SHORT TASK »
Each line of the listing that contains the word "anoocor" is to be copied.

RECORDS PROVIDED »
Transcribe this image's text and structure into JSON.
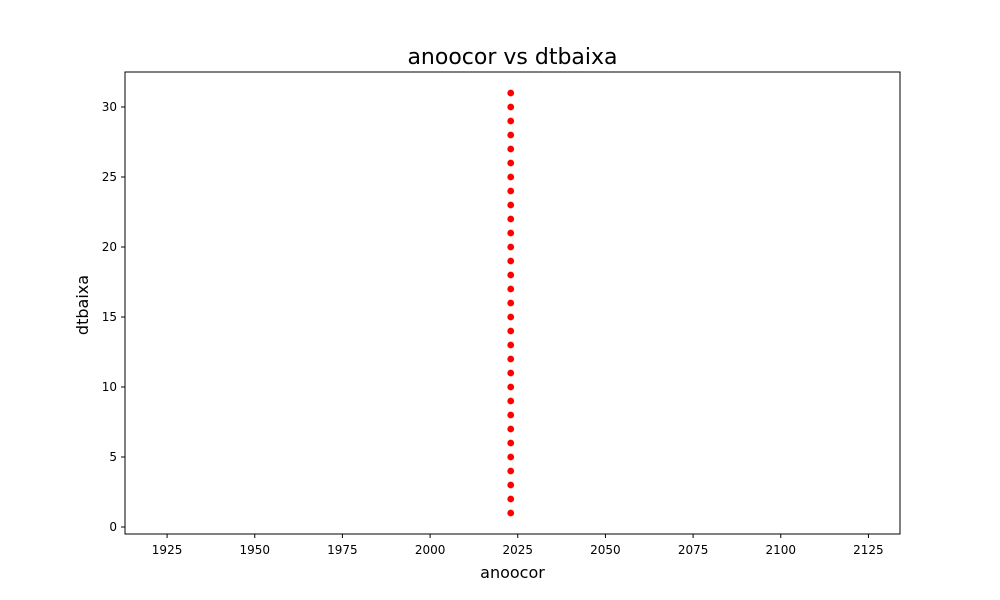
{
  "chart_data": {
    "type": "scatter",
    "title": "anoocor vs dtbaixa",
    "xlabel": "anoocor",
    "ylabel": "dtbaixa",
    "xlim": [
      1913,
      2134
    ],
    "ylim": [
      -0.5,
      32.5
    ],
    "xticks": [
      1925,
      1950,
      1975,
      2000,
      2025,
      2050,
      2075,
      2100,
      2125
    ],
    "yticks": [
      0,
      5,
      10,
      15,
      20,
      25,
      30
    ],
    "grid": false,
    "legend": "none",
    "marker_color": "#ff0000",
    "points": [
      {
        "x": 2023,
        "y": 1
      },
      {
        "x": 2023,
        "y": 2
      },
      {
        "x": 2023,
        "y": 3
      },
      {
        "x": 2023,
        "y": 4
      },
      {
        "x": 2023,
        "y": 5
      },
      {
        "x": 2023,
        "y": 6
      },
      {
        "x": 2023,
        "y": 7
      },
      {
        "x": 2023,
        "y": 8
      },
      {
        "x": 2023,
        "y": 9
      },
      {
        "x": 2023,
        "y": 10
      },
      {
        "x": 2023,
        "y": 11
      },
      {
        "x": 2023,
        "y": 12
      },
      {
        "x": 2023,
        "y": 13
      },
      {
        "x": 2023,
        "y": 14
      },
      {
        "x": 2023,
        "y": 15
      },
      {
        "x": 2023,
        "y": 16
      },
      {
        "x": 2023,
        "y": 17
      },
      {
        "x": 2023,
        "y": 18
      },
      {
        "x": 2023,
        "y": 19
      },
      {
        "x": 2023,
        "y": 20
      },
      {
        "x": 2023,
        "y": 21
      },
      {
        "x": 2023,
        "y": 22
      },
      {
        "x": 2023,
        "y": 23
      },
      {
        "x": 2023,
        "y": 24
      },
      {
        "x": 2023,
        "y": 25
      },
      {
        "x": 2023,
        "y": 26
      },
      {
        "x": 2023,
        "y": 27
      },
      {
        "x": 2023,
        "y": 28
      },
      {
        "x": 2023,
        "y": 29
      },
      {
        "x": 2023,
        "y": 30
      },
      {
        "x": 2023,
        "y": 31
      }
    ]
  }
}
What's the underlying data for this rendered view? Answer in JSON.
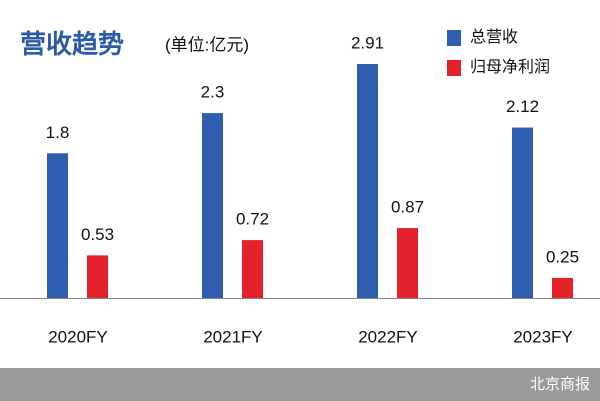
{
  "chart_data": {
    "type": "bar",
    "title": "营收趋势",
    "subtitle": "(单位:亿元)",
    "categories": [
      "2020FY",
      "2021FY",
      "2022FY",
      "2023FY"
    ],
    "series": [
      {
        "name": "总营收",
        "color": "#2f5db0",
        "values": [
          1.8,
          2.3,
          2.91,
          2.12
        ]
      },
      {
        "name": "归母净利润",
        "color": "#e3222b",
        "values": [
          0.53,
          0.72,
          0.87,
          0.25
        ]
      }
    ],
    "legend": "top-right",
    "source": "北京商报"
  }
}
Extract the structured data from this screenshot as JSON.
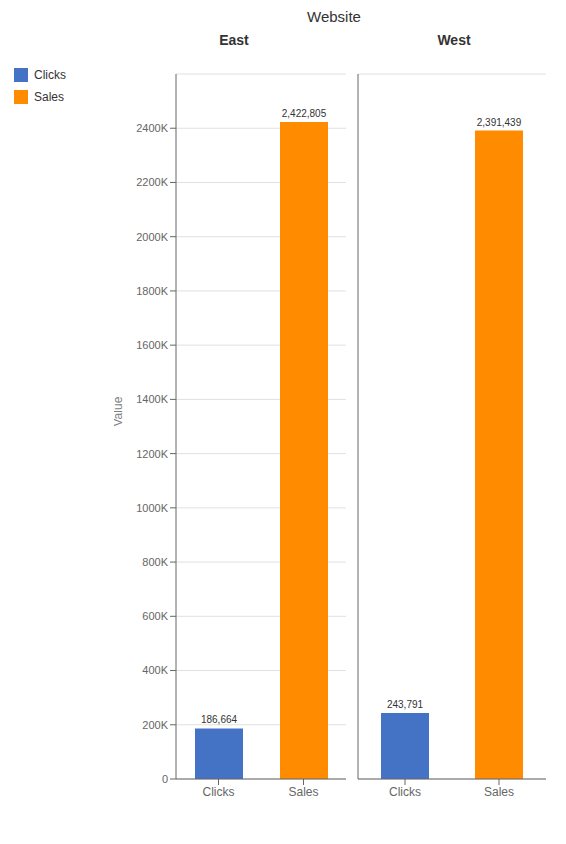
{
  "title": "Website",
  "legend": "left",
  "chart_data": [
    {
      "type": "bar",
      "title": "East",
      "categories": [
        "Clicks",
        "Sales"
      ],
      "values": [
        186664,
        2422805
      ],
      "value_labels": [
        "186,664",
        "2,422,805"
      ],
      "colors": [
        "#4472C4",
        "#FF8C00"
      ],
      "ylabel": "Value",
      "ylim": [
        0,
        2600000
      ],
      "yticks": [
        0,
        {
          "value": 200000,
          "label": "200K"
        },
        {
          "value": 400000,
          "label": "400K"
        },
        {
          "value": 600000,
          "label": "600K"
        },
        {
          "value": 800000,
          "label": "800K"
        },
        {
          "value": 1000000,
          "label": "1000K"
        },
        {
          "value": 1200000,
          "label": "1200K"
        },
        {
          "value": 1400000,
          "label": "1400K"
        },
        {
          "value": 1600000,
          "label": "1600K"
        },
        {
          "value": 1800000,
          "label": "1800K"
        },
        {
          "value": 2000000,
          "label": "2000K"
        },
        {
          "value": 2200000,
          "label": "2200K"
        },
        {
          "value": 2400000,
          "label": "2400K"
        }
      ],
      "grid": true,
      "data_labels": true
    },
    {
      "type": "bar",
      "title": "West",
      "categories": [
        "Clicks",
        "Sales"
      ],
      "values": [
        243791,
        2391439
      ],
      "value_labels": [
        "243,791",
        "2,391,439"
      ],
      "colors": [
        "#4472C4",
        "#FF8C00"
      ],
      "ylim": [
        0,
        2600000
      ],
      "yticks": [
        0,
        {
          "value": 200000,
          "label": "200K"
        },
        {
          "value": 400000,
          "label": "400K"
        },
        {
          "value": 600000,
          "label": "600K"
        },
        {
          "value": 800000,
          "label": "800K"
        },
        {
          "value": 1000000,
          "label": "1000K"
        },
        {
          "value": 1200000,
          "label": "1200K"
        },
        {
          "value": 1400000,
          "label": "1400K"
        },
        {
          "value": 1600000,
          "label": "1600K"
        },
        {
          "value": 1800000,
          "label": "1800K"
        },
        {
          "value": 2000000,
          "label": "2000K"
        },
        {
          "value": 2200000,
          "label": "2200K"
        },
        {
          "value": 2400000,
          "label": "2400K"
        }
      ],
      "grid": true,
      "data_labels": true,
      "tick_labels": "x"
    }
  ]
}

REPLY TO THE TASK »
    "title": "anoocor vs dtbaixa",
    "xlabel": "anoocor",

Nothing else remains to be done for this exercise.